**INSTRUCTIONS TO FOLLOW**:
Keep only the lines of the data below that contain "Cliente", and copy them.

(Collected data)
::::

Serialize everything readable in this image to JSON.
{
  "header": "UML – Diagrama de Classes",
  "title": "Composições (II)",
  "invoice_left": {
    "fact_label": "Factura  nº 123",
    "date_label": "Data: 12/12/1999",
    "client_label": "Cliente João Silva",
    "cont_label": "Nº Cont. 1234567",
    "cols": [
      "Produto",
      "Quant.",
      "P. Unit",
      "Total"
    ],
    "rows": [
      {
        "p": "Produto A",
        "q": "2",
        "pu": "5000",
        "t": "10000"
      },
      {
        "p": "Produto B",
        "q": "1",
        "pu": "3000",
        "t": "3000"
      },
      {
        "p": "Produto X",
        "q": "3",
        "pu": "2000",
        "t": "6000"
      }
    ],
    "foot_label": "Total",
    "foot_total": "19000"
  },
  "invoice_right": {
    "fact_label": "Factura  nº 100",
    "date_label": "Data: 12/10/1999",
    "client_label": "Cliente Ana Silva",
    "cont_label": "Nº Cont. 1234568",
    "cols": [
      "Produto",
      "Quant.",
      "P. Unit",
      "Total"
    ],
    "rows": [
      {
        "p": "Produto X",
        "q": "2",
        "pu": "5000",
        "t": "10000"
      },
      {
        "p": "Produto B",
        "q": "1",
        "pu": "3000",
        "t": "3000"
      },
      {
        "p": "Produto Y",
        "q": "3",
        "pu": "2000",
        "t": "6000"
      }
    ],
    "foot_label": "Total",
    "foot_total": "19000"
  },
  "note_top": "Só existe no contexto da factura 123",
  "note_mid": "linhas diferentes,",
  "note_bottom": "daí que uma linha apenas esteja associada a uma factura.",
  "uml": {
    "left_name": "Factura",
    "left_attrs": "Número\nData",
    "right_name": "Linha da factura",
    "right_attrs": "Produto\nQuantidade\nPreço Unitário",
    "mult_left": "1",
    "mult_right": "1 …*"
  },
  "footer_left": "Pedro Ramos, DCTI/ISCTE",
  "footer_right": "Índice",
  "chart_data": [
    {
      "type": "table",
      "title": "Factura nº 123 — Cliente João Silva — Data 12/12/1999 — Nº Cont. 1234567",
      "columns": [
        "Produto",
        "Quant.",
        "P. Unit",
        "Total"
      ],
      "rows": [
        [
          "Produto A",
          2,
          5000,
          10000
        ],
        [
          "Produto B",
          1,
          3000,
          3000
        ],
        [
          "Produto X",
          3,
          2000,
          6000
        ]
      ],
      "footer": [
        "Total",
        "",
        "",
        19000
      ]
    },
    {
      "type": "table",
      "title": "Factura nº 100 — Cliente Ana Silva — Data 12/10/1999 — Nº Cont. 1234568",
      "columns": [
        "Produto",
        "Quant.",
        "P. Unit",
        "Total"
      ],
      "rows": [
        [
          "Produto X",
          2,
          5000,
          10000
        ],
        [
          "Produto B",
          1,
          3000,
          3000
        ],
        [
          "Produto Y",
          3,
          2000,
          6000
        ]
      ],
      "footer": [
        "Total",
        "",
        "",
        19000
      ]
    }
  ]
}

::::

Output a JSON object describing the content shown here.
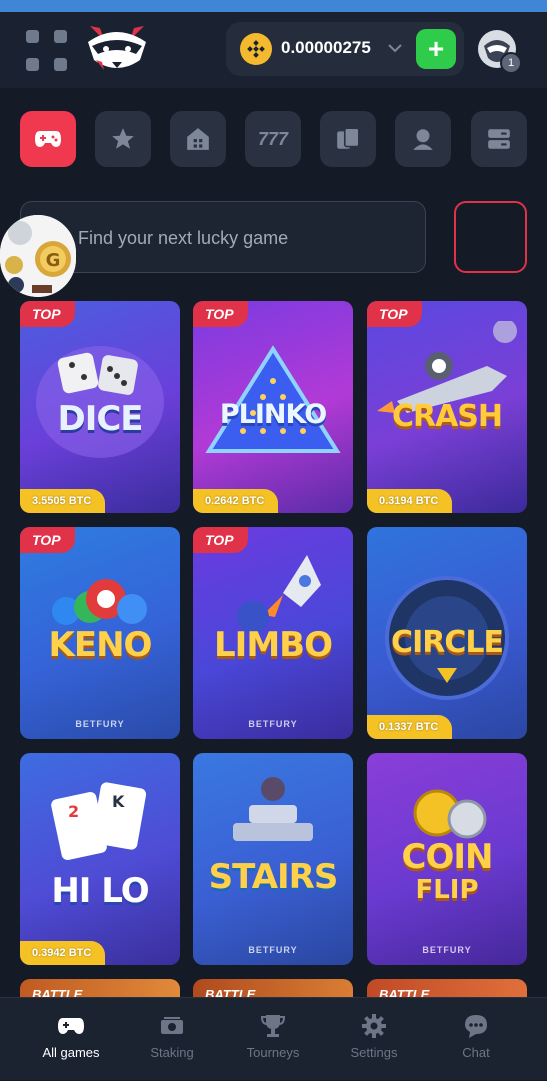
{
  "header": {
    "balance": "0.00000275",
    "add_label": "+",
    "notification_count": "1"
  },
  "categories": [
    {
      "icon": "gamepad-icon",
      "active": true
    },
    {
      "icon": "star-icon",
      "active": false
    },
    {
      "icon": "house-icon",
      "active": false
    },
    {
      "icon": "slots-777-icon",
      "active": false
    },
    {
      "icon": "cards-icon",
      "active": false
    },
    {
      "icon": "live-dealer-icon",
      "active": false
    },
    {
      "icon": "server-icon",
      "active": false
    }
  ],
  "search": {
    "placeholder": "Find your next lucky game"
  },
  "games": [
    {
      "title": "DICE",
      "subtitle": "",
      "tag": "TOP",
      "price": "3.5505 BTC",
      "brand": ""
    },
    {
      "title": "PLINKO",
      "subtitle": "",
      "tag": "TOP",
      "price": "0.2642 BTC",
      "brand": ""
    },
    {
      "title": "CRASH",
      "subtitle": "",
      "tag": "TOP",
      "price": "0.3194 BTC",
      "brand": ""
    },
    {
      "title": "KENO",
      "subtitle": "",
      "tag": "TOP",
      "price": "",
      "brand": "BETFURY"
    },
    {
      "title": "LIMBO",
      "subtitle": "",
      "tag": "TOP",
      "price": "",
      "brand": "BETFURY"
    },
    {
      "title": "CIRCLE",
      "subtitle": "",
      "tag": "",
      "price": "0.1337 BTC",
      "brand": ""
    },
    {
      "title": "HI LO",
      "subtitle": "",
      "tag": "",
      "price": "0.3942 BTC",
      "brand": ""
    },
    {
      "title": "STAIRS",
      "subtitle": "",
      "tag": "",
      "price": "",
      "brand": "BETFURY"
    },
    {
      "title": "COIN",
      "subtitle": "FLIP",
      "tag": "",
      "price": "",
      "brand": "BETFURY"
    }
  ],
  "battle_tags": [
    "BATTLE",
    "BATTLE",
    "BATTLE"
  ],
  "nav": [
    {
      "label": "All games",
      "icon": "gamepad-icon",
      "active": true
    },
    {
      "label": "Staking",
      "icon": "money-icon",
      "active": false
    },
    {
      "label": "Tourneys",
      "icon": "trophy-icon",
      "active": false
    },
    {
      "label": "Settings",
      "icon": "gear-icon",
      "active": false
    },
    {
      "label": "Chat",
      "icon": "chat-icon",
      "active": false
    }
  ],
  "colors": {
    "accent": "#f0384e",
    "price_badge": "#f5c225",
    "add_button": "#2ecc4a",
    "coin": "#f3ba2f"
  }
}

::::

**ANSWER TO THE TASK**:
    "client_label": "Cliente João Silva",
    "client_label": "Cliente Ana Silva",
      "title": "Factura nº 123 — Cliente João Silva — Data 12/12/1999 — Nº Cont. 1234567",
      "title": "Factura nº 100 — Cliente Ana Silva — Data 12/10/1999 — Nº Cont. 1234568",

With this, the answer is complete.